● **EXERCISE TASK**: Scan the material below for lines with the word "bullish" and report how many there are, with nothing added.

● **ENTRIES**:
┌────────

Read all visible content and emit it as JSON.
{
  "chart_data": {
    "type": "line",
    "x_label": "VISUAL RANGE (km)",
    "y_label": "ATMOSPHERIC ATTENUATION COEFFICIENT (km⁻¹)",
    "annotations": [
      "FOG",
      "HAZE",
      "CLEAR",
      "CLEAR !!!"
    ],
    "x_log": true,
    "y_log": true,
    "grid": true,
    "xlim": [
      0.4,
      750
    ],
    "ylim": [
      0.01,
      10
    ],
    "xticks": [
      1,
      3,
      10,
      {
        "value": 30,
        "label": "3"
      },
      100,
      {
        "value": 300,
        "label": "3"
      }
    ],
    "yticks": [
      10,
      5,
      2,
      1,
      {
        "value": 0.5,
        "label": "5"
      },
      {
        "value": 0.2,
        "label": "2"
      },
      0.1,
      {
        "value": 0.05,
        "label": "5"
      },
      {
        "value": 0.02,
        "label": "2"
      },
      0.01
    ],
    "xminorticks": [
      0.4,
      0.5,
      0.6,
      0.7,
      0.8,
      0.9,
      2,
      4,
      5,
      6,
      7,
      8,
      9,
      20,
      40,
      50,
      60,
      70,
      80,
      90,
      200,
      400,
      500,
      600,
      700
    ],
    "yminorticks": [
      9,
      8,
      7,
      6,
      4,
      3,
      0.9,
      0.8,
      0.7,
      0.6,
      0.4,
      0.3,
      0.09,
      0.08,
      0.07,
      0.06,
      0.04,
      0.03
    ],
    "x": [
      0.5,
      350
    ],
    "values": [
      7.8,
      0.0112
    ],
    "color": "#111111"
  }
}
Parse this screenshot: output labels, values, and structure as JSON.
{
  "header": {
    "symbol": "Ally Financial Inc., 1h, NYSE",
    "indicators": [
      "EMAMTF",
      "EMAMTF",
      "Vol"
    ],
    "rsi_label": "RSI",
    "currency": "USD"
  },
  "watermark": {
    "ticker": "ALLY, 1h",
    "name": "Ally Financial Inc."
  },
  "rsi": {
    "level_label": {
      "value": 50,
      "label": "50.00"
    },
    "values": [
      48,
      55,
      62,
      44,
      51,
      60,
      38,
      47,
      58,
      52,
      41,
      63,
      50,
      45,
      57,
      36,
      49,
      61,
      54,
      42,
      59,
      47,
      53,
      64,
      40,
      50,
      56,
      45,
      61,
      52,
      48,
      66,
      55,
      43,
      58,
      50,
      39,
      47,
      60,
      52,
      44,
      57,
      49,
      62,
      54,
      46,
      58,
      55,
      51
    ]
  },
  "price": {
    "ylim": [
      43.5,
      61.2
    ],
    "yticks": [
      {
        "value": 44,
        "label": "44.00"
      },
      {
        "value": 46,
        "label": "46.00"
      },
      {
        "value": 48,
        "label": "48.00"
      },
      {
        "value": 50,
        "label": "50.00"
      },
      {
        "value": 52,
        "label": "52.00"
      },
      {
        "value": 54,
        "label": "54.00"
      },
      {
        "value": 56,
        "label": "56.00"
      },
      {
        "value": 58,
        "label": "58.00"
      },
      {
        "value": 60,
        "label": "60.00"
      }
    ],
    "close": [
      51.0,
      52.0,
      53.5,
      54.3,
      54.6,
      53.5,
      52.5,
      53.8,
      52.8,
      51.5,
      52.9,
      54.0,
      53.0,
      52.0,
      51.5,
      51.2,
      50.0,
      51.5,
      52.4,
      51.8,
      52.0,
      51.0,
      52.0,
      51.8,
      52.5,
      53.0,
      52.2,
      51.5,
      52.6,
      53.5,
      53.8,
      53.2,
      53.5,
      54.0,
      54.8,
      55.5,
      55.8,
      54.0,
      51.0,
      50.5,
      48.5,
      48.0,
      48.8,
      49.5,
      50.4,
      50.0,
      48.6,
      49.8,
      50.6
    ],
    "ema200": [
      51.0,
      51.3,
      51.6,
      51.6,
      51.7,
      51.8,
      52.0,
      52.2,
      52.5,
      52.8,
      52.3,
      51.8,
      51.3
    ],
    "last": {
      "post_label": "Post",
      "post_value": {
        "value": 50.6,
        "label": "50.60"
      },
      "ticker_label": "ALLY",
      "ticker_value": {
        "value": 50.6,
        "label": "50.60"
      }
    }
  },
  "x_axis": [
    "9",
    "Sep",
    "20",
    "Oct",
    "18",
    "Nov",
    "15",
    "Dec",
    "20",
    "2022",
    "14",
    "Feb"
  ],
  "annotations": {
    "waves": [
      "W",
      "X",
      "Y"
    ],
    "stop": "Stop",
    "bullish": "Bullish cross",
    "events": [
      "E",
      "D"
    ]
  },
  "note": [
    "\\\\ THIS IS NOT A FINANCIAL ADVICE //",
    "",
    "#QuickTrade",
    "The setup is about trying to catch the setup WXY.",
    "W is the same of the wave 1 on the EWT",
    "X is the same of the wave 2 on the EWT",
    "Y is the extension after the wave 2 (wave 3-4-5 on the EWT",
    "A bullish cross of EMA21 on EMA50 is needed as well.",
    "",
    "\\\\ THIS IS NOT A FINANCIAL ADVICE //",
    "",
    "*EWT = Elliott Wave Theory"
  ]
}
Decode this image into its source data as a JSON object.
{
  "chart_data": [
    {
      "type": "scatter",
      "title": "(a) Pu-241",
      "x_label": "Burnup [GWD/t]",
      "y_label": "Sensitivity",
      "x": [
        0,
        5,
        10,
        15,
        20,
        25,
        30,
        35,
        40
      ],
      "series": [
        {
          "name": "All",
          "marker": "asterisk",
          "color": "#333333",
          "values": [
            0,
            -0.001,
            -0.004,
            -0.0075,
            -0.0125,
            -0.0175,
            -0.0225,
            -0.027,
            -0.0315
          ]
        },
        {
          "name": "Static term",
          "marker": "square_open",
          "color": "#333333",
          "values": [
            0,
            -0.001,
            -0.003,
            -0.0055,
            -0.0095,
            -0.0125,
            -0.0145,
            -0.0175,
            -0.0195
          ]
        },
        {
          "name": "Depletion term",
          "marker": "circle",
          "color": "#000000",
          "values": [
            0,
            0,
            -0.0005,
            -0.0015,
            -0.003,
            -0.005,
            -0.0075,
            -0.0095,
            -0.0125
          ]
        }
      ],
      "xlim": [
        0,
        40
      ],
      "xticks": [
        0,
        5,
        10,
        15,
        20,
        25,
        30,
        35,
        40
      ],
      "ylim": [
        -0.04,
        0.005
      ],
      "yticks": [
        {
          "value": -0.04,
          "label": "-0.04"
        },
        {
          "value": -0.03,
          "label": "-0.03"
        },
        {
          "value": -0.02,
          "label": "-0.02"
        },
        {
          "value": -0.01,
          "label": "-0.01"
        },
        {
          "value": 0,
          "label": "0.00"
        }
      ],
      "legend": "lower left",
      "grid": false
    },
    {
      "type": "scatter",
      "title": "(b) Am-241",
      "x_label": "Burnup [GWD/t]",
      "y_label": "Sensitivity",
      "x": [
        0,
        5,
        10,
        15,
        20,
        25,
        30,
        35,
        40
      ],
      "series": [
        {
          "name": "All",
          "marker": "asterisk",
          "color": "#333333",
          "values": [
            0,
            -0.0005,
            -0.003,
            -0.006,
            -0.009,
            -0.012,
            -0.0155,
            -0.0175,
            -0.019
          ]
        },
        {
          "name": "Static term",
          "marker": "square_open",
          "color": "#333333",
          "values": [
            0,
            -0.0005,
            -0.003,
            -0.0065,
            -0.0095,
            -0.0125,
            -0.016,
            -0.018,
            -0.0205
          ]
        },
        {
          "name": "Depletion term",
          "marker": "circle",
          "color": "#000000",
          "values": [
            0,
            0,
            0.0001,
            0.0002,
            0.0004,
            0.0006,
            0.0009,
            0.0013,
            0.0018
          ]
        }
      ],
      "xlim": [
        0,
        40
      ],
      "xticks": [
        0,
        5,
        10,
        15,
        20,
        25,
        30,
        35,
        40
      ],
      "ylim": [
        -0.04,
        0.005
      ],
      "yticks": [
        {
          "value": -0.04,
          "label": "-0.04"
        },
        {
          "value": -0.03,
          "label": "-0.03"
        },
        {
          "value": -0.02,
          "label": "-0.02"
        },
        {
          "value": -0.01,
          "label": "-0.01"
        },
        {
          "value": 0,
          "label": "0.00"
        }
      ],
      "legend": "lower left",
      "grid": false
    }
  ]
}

└────────

● **RESPONSE FOR THIS EXERCISE**: 2